> _What needs to be done_:
Retype the material below. Keep every word exactly as it is.

Dataset excerpts:
_ _ _
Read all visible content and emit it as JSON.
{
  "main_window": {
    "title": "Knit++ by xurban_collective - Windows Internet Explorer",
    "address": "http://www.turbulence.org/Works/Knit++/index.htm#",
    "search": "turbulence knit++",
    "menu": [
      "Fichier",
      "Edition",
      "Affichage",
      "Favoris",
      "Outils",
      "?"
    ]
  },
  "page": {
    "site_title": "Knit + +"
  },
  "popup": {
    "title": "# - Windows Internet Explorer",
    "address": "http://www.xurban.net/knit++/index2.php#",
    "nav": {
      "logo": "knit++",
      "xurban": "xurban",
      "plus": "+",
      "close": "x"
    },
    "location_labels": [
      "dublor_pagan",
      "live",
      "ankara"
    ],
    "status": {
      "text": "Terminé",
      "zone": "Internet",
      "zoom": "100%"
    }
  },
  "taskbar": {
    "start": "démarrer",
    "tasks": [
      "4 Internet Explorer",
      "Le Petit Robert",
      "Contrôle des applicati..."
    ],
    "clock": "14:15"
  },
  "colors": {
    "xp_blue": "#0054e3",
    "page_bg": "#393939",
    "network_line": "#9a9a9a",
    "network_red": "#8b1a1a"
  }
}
_ _ _
> _Solution below_:
Read all visible content and emit it as JSON.
{
  "main_window": {
    "title": "Knit++ by xurban_collective - Windows Internet Explorer",
    "address": "http://www.turbulence.org/Works/Knit++/index.htm#",
    "search": "turbulence knit++",
    "menu": [
      "Fichier",
      "Edition",
      "Affichage",
      "Favoris",
      "Outils",
      "?"
    ]
  },
  "page": {
    "site_title": "Knit + +"
  },
  "popup": {
    "title": "# - Windows Internet Explorer",
    "address": "http://www.xurban.net/knit++/index2.php#",
    "nav": {
      "logo": "knit++",
      "xurban": "xurban",
      "plus": "+",
      "close": "x"
    },
    "location_labels": [
      "dublor_pagan",
      "live",
      "ankara"
    ],
    "status": {
      "text": "Terminé",
      "zone": "Internet",
      "zoom": "100%"
    }
  },
  "taskbar": {
    "start": "démarrer",
    "tasks": [
      "4 Internet Explorer",
      "Le Petit Robert",
      "Contrôle des applicati..."
    ],
    "clock": "14:15"
  },
  "colors": {
    "xp_blue": "#0054e3",
    "page_bg": "#393939",
    "network_line": "#9a9a9a",
    "network_red": "#8b1a1a"
  }
}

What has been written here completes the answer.